CONSIGNES:
#1 Recopiez fidèlement le passage du texte fourni qui va de « C’est un sujet » jusqu'à « suis demandé pourquoi. » inclus.
#2 Traduisez en anglais la phrase suivante du texte fourni : « C’est un sujet qu’il connaît bien et qu’il défend depuis de longues années. »
#3 D'après le texte fourni, pourquoi ce roman n'a-t-il pas dérangé la personne qui en signe la critique ? Répondez en une à trois phrases.

Ça se déroulait toujours de la même manière. Une voix appelait sur mon cellulaire, tard le soir ou tôt le matin. Elle demandait à me rencontrer en tête-à-tête. Et donnait la phrase rituelle : « En souvenir d’André. »
Je me rendais à l’adresse indiquée et là, je rencontrais un homme, parfois seul, parfois avec une autre personne, de son âge ou plus jeune. On ne faisait pas de présentations. Ils connaissaient mon nom, ils m’avaient donné leur prénom. Lorsque le malade souffrait trop, l’autre personne était là pour m’expliquer. Je l’arrêtais très vite.
« Je vais d’abord m’occuper de la douleur. »
Le roman s’ouvre sur le narrateur à qui un organisme remet un dossier médical. Dans celui-ci il prend connaissance de la maladie de la personne qu’il va peut-être, s’il le choisit, aider à se suicider thérapeutiquement. Rien ne l’y contraint. Ce dossier lui donne l’assurance que ce malade est sain d’esprit que que par trois fois, à trois médecins, il a réaffirmé son désir d’en finir avec la vie.
Il s’agit de l’entretien entre cette lui et l’homme qui lui demande l’accompagnement vers la mort. Sous forme d’un long entretien, dans lequel le patient dévoilera les carnets qu’il a tenus toutes ces années concernant l’aide apportée aux personnes résolues à mourir dignement et sans souffrance, Martin Winckler comme à son habitude nous titille les neurones et l’humanité.
C’est un sujet qu’il connaît bien et qu’il défend depuis de longues années.
Puissant et profondément humain, un sujet qui dérangera sans doute mais qui devrait pourtant être au cœur du soin, et de la médecine, tout comme le traitement de la douleur chez le nourrisson est enfin pris en compte.
Cela ne s’arrête pas là, car Martin Winckler nous réserve une surprise et non des moindres.
Tout ce roman n’est qu’amour et respect. Il ne m’a personnellement pas dérangée car cela fait de longues années que je partage son point de vue peut-être pour avoir recueillie sans pouvoir rien y faire les paroles et pensées d’une personne très chère à mon cœur que je n’ai pas pu ( su ? ) aider à partir dignement sans souffrance. Je m’en veux.
Quelques extraits :
« il suffisait que je dise : raconte-moi, je t’écoute.
Mais je ne l’ai pas fait.
Longtemps je me suis demandé pourquoi.
Pourquoi je n’ai pas osé, finalement, aider mon père çà mourir.
Pourquoi je n’ai pas voulu entendre ma mère dire sa fatigue de vivre. »
« Non.Je voudrais dormir.Vous ne m’entendez pas.
Je vous écoute mais…
Vous ne m’entendez pas
Elle m’a regardé droit dans les yeux.
Je voudrais rentrer.Chez moi. Et dormir.S’il.Vous.Plaît »
« Ce n’est ni la douleur, ni la dépression, ni la solitude.
C’est un sentiment plus pénible encore.
Celui d’en avoir assez.
Ëtre las d’être là. »
Martin Winckler ne situe pas ce roman dans l’espace ni le temps. Il y dénonce pourtant l’hypocrisie, l’acharnement, la méconnaissance ou tout simplement le bêtise devant la fin de vie et le courage de ces soignants qui écoutent et vivent au quotidien ces appels à l’aide, à l’humanité.
Roman prenant, sans doute dérangeant pour certains mais, il est primordial au XXI ème siècle d’arrêter de se voiler la face.
C’est une question nécessaire pour tous, nous-mêmes et nos proches.
C’est une déclaration pour le droit à mourir dignement, sans que la médecine et tout son clan ne s’acharne bêtement sur nous. Le droit de choisir.

Données extraites d'une collection:
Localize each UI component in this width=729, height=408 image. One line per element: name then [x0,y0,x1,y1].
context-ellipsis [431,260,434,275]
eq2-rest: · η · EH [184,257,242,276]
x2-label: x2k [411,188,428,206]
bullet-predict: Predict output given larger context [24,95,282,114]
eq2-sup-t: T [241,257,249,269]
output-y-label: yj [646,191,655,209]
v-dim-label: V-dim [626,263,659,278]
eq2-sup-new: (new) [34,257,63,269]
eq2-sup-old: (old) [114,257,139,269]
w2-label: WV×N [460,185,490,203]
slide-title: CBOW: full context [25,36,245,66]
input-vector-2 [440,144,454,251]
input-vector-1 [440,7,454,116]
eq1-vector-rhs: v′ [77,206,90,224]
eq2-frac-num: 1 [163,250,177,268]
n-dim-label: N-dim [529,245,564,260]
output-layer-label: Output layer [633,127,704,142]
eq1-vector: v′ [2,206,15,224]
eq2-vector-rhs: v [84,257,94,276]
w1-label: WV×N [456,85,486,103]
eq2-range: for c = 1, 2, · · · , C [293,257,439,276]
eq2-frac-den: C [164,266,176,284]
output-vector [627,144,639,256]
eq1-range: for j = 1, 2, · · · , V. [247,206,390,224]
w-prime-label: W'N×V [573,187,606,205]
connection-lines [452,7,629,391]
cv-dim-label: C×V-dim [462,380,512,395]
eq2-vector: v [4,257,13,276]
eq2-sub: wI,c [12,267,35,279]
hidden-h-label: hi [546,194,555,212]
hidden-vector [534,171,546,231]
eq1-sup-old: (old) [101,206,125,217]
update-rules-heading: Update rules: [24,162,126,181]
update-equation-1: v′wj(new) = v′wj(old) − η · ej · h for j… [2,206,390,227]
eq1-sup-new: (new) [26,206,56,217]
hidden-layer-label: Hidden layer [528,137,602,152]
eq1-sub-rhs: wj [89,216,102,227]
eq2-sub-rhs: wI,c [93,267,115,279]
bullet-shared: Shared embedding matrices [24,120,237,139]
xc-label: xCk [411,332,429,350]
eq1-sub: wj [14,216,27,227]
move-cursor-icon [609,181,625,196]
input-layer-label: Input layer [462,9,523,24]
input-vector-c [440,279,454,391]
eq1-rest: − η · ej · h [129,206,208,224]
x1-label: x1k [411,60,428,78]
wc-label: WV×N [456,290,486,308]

RÉSULTATS OBTENUS:
#1
C’est un sujet qu’il connaît bien et qu’il défend depuis de longues années.
Puissant et profondément humain, un sujet qui dérangera sans doute mais qui devrait pourtant être au cœur du soin, et de la médecine, tout comme le traitement de la douleur chez le nourrisson est enfin pris en compte.
Cela ne s’arrête pas là, car Martin Winckler nous réserve une surprise et non des moindres.
Tout ce roman n’est qu’amour et respect. Il ne m’a personnellement pas dérangée car cela fait de longues années que je partage son point de vue peut-être pour avoir recueillie sans pouvoir rien y faire les paroles et pensées d’une personne très chère à mon cœur que je n’ai pas pu ( su ? ) aider à partir dignement sans souffrance. Je m’en veux.
Quelques extraits :
« il suffisait que je dise : raconte-moi, je t’écoute.
Mais je ne l’ai pas fait.
Longtemps je me suis demandé pourquoi.

#2 It is a subject he knows well and has been defending for many years.

#3 Le roman ne l'a pas dérangée parce qu'elle partage depuis de longues années le point de vue de Martin Winckler. Elle avance que c'est peut-être parce qu'elle a recueilli les paroles et pensées d'une personne très chère qu'elle n'a pas pu aider à partir dignement, sans souffrance.